Among the records below, find each line that includes the string "snów" and copy it.

Records supplied:

- - -

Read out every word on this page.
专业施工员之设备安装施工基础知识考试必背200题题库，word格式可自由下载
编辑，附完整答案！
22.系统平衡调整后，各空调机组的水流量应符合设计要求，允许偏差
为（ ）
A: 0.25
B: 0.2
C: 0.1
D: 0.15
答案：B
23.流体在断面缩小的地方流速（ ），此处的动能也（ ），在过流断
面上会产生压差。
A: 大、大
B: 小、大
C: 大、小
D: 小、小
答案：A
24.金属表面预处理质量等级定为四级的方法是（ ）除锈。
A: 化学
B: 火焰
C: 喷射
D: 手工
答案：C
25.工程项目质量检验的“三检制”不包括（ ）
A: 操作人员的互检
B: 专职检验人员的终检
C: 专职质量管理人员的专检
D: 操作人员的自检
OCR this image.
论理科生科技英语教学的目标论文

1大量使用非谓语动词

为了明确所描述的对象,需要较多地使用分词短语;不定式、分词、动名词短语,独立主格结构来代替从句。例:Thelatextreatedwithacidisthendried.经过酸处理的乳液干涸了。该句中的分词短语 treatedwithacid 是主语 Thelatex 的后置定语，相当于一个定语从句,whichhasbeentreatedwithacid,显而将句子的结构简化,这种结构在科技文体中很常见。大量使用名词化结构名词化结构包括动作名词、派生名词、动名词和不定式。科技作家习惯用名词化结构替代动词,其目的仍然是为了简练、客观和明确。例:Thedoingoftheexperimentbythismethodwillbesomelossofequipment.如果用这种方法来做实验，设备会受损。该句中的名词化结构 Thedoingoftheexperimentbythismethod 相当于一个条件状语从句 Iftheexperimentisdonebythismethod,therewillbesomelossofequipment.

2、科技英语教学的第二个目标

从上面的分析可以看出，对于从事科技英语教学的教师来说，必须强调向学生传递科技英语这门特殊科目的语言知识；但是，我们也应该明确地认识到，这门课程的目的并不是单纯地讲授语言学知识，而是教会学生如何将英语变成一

- - -

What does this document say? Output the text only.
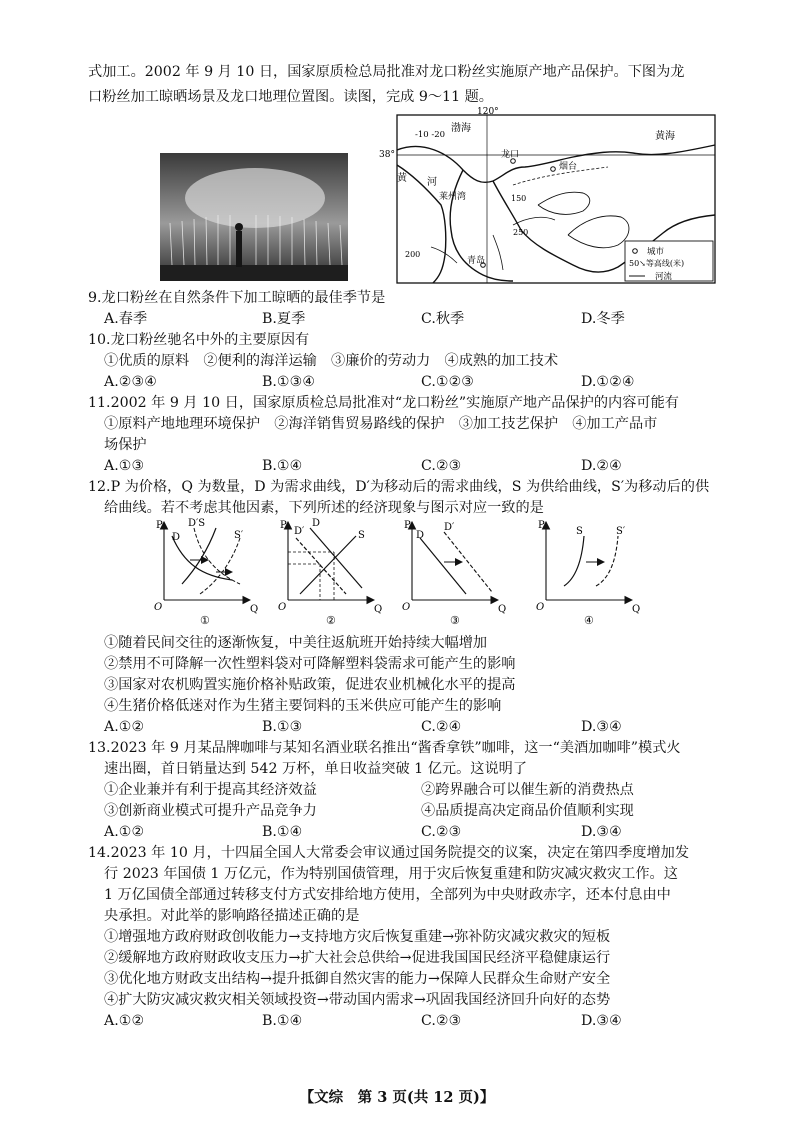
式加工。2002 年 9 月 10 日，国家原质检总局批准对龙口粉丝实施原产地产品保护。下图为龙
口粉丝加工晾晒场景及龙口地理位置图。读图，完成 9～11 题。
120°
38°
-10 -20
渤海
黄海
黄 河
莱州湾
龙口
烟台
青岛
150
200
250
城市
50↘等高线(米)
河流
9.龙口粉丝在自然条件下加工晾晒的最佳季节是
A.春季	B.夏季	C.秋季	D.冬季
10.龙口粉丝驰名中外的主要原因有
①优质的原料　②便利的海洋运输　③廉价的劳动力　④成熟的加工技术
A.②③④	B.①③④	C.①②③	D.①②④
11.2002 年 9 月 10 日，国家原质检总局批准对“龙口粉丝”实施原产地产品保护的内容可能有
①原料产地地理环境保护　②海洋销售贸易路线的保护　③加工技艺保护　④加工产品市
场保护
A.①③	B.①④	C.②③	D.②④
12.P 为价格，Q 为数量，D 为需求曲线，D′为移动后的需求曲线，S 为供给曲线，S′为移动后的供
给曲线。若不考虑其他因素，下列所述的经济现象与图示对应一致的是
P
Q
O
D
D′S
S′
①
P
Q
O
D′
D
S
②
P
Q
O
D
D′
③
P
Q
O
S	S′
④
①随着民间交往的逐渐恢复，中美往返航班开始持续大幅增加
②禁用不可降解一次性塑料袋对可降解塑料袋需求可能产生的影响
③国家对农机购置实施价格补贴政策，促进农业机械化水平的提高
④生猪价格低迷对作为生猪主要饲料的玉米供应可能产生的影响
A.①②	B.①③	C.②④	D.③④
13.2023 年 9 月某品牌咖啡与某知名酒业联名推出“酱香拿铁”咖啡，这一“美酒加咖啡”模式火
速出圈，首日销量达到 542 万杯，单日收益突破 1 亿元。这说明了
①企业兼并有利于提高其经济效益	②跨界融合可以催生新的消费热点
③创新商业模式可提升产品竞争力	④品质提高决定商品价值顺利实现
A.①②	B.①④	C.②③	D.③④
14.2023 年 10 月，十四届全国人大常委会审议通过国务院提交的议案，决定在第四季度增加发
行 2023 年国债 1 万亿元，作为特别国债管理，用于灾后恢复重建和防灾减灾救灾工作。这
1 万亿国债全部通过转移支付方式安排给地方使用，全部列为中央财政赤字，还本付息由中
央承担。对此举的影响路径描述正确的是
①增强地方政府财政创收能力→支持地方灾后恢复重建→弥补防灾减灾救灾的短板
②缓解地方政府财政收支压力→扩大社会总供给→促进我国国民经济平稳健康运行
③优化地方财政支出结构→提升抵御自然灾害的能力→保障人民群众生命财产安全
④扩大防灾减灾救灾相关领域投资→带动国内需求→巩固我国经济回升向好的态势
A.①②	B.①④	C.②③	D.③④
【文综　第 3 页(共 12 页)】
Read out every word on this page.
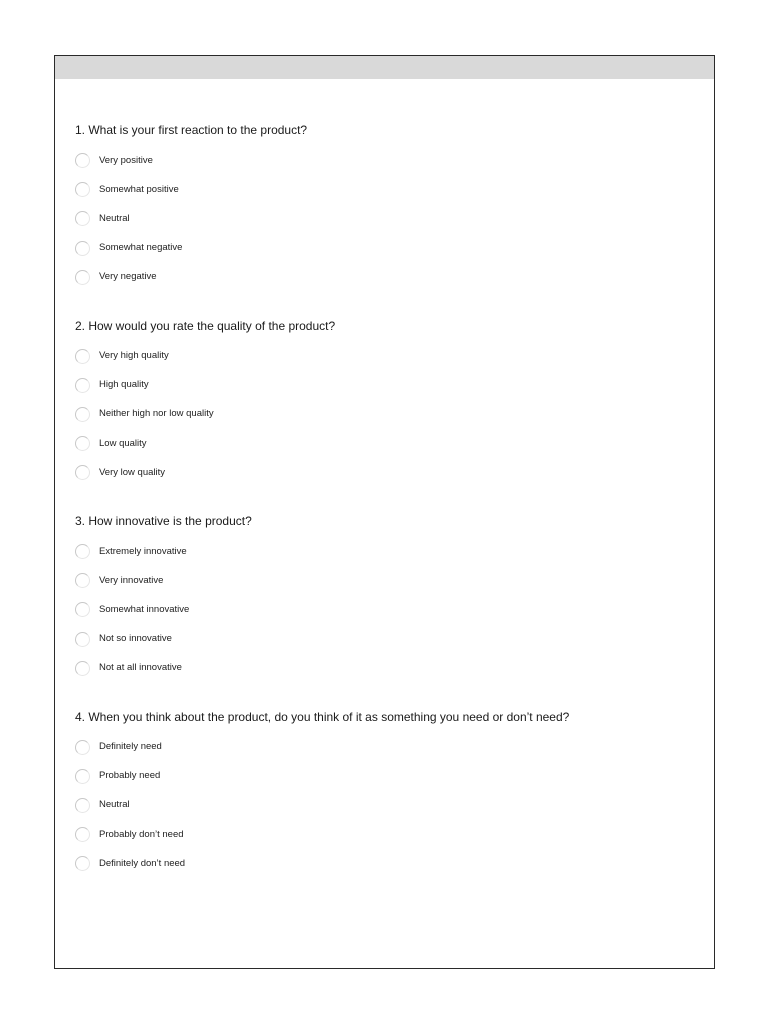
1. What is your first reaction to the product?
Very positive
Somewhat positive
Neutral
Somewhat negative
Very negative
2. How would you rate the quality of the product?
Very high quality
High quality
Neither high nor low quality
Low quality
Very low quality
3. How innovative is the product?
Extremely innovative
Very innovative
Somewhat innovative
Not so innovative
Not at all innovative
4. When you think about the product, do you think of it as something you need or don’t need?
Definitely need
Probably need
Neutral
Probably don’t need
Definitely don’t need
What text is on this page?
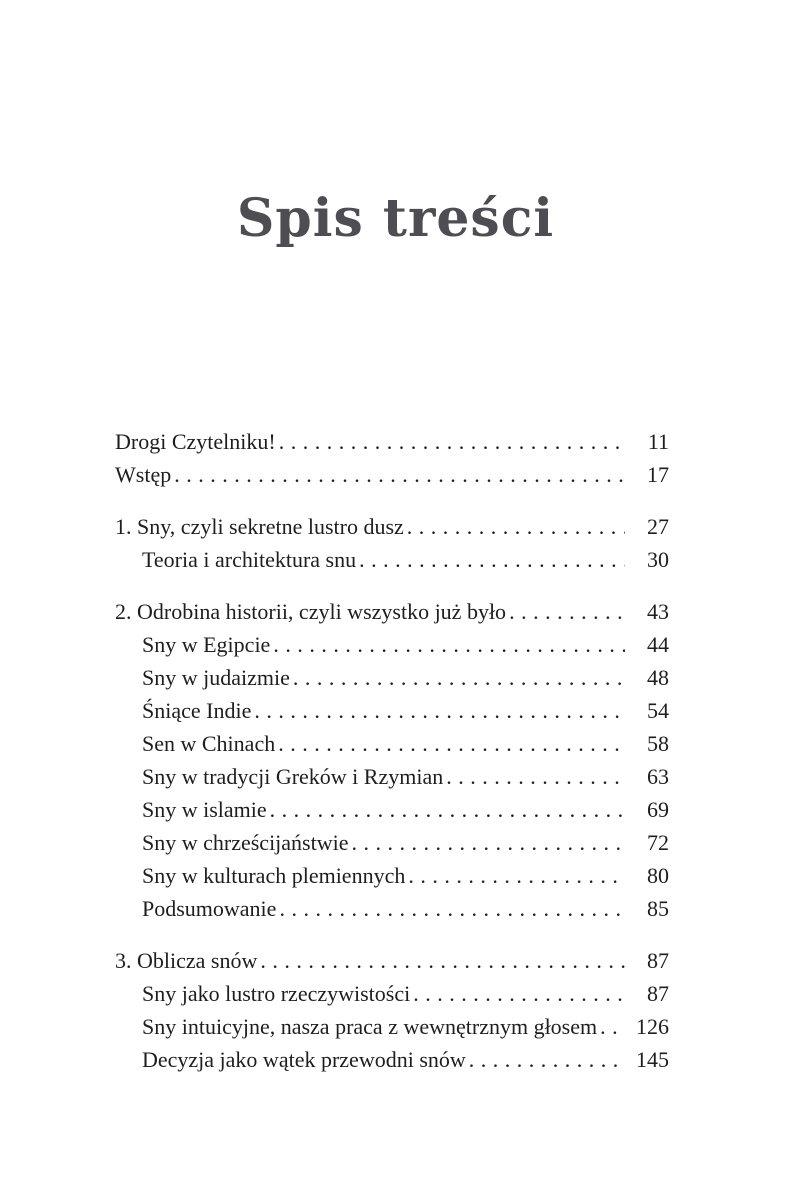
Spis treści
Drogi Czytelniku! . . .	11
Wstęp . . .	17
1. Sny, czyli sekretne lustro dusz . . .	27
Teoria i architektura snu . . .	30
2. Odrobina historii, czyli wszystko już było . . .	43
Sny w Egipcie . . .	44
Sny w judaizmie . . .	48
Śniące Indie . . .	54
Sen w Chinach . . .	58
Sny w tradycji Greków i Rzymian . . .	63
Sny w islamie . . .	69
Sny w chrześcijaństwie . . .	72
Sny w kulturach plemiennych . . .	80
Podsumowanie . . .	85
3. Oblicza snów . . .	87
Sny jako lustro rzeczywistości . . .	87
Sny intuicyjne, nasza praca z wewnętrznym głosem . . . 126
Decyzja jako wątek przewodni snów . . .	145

- - -

Solved exercise:
3. Oblicza snów . . .	87
Decyzja jako wątek przewodni snów . . .	145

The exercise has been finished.